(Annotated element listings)
--*--
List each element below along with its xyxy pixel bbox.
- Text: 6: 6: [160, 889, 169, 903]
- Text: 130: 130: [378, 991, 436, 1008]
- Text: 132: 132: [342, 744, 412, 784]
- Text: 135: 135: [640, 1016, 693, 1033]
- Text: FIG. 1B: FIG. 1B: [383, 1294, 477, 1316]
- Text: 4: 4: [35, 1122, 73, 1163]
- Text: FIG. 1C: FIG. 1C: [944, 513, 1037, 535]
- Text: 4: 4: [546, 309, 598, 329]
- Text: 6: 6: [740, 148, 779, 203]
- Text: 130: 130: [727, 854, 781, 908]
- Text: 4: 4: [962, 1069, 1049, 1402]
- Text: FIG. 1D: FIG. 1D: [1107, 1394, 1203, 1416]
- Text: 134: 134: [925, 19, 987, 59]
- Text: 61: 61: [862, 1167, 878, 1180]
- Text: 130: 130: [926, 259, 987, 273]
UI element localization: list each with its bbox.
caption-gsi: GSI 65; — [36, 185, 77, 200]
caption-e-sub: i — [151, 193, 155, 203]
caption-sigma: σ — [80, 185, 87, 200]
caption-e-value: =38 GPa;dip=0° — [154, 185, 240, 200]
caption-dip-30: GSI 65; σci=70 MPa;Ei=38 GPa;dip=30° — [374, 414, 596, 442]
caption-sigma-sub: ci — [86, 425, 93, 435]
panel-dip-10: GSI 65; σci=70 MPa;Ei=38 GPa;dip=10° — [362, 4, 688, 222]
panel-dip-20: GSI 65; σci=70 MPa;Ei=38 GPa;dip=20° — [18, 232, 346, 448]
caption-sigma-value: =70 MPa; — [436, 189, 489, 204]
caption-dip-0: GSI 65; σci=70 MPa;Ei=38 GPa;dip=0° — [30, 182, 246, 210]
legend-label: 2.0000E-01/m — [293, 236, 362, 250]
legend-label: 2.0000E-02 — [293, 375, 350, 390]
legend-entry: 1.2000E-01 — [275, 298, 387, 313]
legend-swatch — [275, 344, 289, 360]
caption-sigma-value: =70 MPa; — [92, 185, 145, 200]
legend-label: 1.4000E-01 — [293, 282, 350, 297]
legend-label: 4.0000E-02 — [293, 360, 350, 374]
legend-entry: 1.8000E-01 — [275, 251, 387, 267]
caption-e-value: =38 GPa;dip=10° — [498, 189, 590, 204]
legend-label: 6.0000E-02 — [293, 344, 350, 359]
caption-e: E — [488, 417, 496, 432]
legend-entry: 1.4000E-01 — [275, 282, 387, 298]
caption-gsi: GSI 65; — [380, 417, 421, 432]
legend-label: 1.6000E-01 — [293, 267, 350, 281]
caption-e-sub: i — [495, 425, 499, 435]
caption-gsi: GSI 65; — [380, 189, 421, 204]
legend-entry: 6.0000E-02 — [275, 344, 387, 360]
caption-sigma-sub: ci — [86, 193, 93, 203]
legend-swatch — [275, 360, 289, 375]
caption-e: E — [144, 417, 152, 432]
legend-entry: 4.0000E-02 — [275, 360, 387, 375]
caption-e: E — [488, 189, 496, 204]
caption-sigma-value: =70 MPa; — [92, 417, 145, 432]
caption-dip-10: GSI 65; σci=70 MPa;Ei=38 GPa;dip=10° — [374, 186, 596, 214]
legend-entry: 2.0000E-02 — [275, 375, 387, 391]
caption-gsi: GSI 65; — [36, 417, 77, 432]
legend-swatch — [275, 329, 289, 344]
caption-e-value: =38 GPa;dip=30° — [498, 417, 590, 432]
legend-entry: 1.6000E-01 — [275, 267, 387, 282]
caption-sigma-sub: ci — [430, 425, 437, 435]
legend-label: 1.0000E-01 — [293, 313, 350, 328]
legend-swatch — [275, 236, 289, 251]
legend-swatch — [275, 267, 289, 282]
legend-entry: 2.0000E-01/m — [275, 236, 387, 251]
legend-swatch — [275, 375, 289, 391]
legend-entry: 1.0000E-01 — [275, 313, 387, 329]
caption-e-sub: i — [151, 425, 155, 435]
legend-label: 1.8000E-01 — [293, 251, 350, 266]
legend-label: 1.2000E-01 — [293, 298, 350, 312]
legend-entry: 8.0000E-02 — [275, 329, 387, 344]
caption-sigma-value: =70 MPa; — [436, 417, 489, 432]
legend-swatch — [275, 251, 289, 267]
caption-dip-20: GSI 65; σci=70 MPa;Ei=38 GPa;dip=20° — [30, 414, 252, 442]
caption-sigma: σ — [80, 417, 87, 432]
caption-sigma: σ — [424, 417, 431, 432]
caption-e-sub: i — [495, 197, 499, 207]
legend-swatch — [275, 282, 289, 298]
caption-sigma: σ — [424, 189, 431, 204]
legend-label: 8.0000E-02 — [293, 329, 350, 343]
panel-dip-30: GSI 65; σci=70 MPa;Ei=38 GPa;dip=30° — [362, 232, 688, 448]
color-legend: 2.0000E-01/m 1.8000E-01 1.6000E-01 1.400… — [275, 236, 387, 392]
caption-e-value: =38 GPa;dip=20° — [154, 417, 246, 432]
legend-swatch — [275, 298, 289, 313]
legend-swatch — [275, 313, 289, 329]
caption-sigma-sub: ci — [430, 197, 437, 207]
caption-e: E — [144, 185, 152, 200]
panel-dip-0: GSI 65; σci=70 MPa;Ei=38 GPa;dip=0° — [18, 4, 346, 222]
--*--
Aim of the task: Return the lines of the listing above, unchanged, starting with the first line of the listing and ending with the line that contains "- Text: FIG. 1D: FIG.", both included.

Expected answer:
List each element below along with its xyxy pixel bbox.
- Text: 6: 6: [160, 889, 169, 903]
- Text: 130: 130: [378, 991, 436, 1008]
- Text: 132: 132: [342, 744, 412, 784]
- Text: 135: 135: [640, 1016, 693, 1033]
- Text: FIG. 1B: FIG. 1B: [383, 1294, 477, 1316]
- Text: 4: 4: [35, 1122, 73, 1163]
- Text: FIG. 1C: FIG. 1C: [944, 513, 1037, 535]
- Text: 4: 4: [546, 309, 598, 329]
- Text: 6: 6: [740, 148, 779, 203]
- Text: 130: 130: [727, 854, 781, 908]
- Text: 4: 4: [962, 1069, 1049, 1402]
- Text: FIG. 1D: FIG. 1D: [1107, 1394, 1203, 1416]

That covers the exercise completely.